THE EXERCISE:
The records below are to be repeated in full, exactly as they are.

-*-

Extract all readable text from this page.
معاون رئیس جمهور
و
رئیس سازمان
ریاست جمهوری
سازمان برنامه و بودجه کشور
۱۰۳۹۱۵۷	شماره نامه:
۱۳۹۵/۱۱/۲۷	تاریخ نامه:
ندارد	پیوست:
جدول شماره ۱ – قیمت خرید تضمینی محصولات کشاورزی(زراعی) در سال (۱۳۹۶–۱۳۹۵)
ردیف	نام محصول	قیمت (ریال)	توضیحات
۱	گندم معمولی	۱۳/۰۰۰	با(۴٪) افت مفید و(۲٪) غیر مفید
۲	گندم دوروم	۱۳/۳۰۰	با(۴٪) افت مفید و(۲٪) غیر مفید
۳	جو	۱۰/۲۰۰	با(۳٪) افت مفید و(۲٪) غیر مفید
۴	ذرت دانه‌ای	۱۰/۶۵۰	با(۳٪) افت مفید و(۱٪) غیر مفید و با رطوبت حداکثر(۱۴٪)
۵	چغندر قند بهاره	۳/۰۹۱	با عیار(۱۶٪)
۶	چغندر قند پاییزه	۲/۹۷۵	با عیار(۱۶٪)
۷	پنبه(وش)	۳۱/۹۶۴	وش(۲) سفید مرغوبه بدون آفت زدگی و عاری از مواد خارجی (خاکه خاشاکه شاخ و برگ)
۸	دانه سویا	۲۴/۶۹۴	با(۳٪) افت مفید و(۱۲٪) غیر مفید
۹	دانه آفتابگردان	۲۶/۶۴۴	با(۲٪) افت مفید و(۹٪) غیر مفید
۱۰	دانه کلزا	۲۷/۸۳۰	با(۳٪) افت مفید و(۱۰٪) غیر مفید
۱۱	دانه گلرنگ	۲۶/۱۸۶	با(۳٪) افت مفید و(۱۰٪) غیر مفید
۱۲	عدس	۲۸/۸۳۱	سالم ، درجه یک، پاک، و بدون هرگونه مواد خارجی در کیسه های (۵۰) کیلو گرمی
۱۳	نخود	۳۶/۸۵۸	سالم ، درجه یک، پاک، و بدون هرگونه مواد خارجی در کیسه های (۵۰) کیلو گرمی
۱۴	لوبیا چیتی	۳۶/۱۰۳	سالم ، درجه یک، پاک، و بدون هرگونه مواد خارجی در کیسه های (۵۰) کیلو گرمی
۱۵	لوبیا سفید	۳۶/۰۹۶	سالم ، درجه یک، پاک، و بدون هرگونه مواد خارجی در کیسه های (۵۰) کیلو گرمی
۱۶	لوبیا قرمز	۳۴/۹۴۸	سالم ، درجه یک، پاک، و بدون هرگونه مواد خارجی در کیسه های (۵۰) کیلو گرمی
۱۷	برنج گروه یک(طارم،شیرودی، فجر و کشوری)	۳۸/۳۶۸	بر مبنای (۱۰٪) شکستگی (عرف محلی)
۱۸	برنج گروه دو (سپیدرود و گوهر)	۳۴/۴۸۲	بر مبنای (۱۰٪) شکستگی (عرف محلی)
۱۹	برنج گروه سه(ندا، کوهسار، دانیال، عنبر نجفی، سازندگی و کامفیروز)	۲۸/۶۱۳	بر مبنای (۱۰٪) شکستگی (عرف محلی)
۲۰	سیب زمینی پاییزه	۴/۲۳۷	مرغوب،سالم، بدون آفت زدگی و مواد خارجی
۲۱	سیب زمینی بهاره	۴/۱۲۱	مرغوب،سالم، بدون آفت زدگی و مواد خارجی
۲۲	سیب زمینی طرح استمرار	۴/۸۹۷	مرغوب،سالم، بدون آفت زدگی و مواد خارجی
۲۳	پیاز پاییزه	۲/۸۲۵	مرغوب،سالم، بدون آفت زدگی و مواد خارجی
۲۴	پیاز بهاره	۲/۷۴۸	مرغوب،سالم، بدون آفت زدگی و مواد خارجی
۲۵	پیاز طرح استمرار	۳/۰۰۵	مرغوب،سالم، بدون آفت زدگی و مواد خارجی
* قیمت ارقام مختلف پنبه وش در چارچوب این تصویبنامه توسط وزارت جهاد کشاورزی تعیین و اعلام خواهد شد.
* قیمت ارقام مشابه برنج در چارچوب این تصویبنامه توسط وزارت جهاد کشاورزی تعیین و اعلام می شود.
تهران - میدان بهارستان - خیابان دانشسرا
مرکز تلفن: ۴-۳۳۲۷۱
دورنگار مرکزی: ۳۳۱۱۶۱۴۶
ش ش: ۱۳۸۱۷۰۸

-*-

WRITTEN SOLUTION:
Extract all readable text from this page.
معاون رئیس جمهور
و
رئیس سازمان
ریاست جمهوری
سازمان برنامه و بودجه کشور
۱۰۳۹۱۵۷	شماره نامه:
۱۳۹۵/۱۱/۲۷	تاریخ نامه:
ندارد	پیوست:
جدول شماره ۱ – قیمت خرید تضمینی محصولات کشاورزی(زراعی) در سال (۱۳۹۶–۱۳۹۵)
ردیف	نام محصول	قیمت (ریال)	توضیحات
۱	گندم معمولی	۱۳/۰۰۰	با(۴٪) افت مفید و(۲٪) غیر مفید
۲	گندم دوروم	۱۳/۳۰۰	با(۴٪) افت مفید و(۲٪) غیر مفید
۳	جو	۱۰/۲۰۰	با(۳٪) افت مفید و(۲٪) غیر مفید
۴	ذرت دانه‌ای	۱۰/۶۵۰	با(۳٪) افت مفید و(۱٪) غیر مفید و با رطوبت حداکثر(۱۴٪)
۵	چغندر قند بهاره	۳/۰۹۱	با عیار(۱۶٪)
۶	چغندر قند پاییزه	۲/۹۷۵	با عیار(۱۶٪)
۷	پنبه(وش)	۳۱/۹۶۴	وش(۲) سفید مرغوبه بدون آفت زدگی و عاری از مواد خارجی (خاکه خاشاکه شاخ و برگ)
۸	دانه سویا	۲۴/۶۹۴	با(۳٪) افت مفید و(۱۲٪) غیر مفید
۹	دانه آفتابگردان	۲۶/۶۴۴	با(۲٪) افت مفید و(۹٪) غیر مفید
۱۰	دانه کلزا	۲۷/۸۳۰	با(۳٪) افت مفید و(۱۰٪) غیر مفید
۱۱	دانه گلرنگ	۲۶/۱۸۶	با(۳٪) افت مفید و(۱۰٪) غیر مفید
۱۲	عدس	۲۸/۸۳۱	سالم ، درجه یک، پاک، و بدون هرگونه مواد خارجی در کیسه های (۵۰) کیلو گرمی
۱۳	نخود	۳۶/۸۵۸	سالم ، درجه یک، پاک، و بدون هرگونه مواد خارجی در کیسه های (۵۰) کیلو گرمی
۱۴	لوبیا چیتی	۳۶/۱۰۳	سالم ، درجه یک، پاک، و بدون هرگونه مواد خارجی در کیسه های (۵۰) کیلو گرمی
۱۵	لوبیا سفید	۳۶/۰۹۶	سالم ، درجه یک، پاک، و بدون هرگونه مواد خارجی در کیسه های (۵۰) کیلو گرمی
۱۶	لوبیا قرمز	۳۴/۹۴۸	سالم ، درجه یک، پاک، و بدون هرگونه مواد خارجی در کیسه های (۵۰) کیلو گرمی
۱۷	برنج گروه یک(طارم،شیرودی، فجر و کشوری)	۳۸/۳۶۸	بر مبنای (۱۰٪) شکستگی (عرف محلی)
۱۸	برنج گروه دو (سپیدرود و گوهر)	۳۴/۴۸۲	بر مبنای (۱۰٪) شکستگی (عرف محلی)
۱۹	برنج گروه سه(ندا، کوهسار، دانیال، عنبر نجفی، سازندگی و کامفیروز)	۲۸/۶۱۳	بر مبنای (۱۰٪) شکستگی (عرف محلی)
۲۰	سیب زمینی پاییزه	۴/۲۳۷	مرغوب،سالم، بدون آفت زدگی و مواد خارجی
۲۱	سیب زمینی بهاره	۴/۱۲۱	مرغوب،سالم، بدون آفت زدگی و مواد خارجی
۲۲	سیب زمینی طرح استمرار	۴/۸۹۷	مرغوب،سالم، بدون آفت زدگی و مواد خارجی
۲۳	پیاز پاییزه	۲/۸۲۵	مرغوب،سالم، بدون آفت زدگی و مواد خارجی
۲۴	پیاز بهاره	۲/۷۴۸	مرغوب،سالم، بدون آفت زدگی و مواد خارجی
۲۵	پیاز طرح استمرار	۳/۰۰۵	مرغوب،سالم، بدون آفت زدگی و مواد خارجی
* قیمت ارقام مختلف پنبه وش در چارچوب این تصویبنامه توسط وزارت جهاد کشاورزی تعیین و اعلام خواهد شد.
* قیمت ارقام مشابه برنج در چارچوب این تصویبنامه توسط وزارت جهاد کشاورزی تعیین و اعلام می شود.
تهران - میدان بهارستان - خیابان دانشسرا
مرکز تلفن: ۴-۳۳۲۷۱
دورنگار مرکزی: ۳۳۱۱۶۱۴۶
ش ش: ۱۳۸۱۷۰۸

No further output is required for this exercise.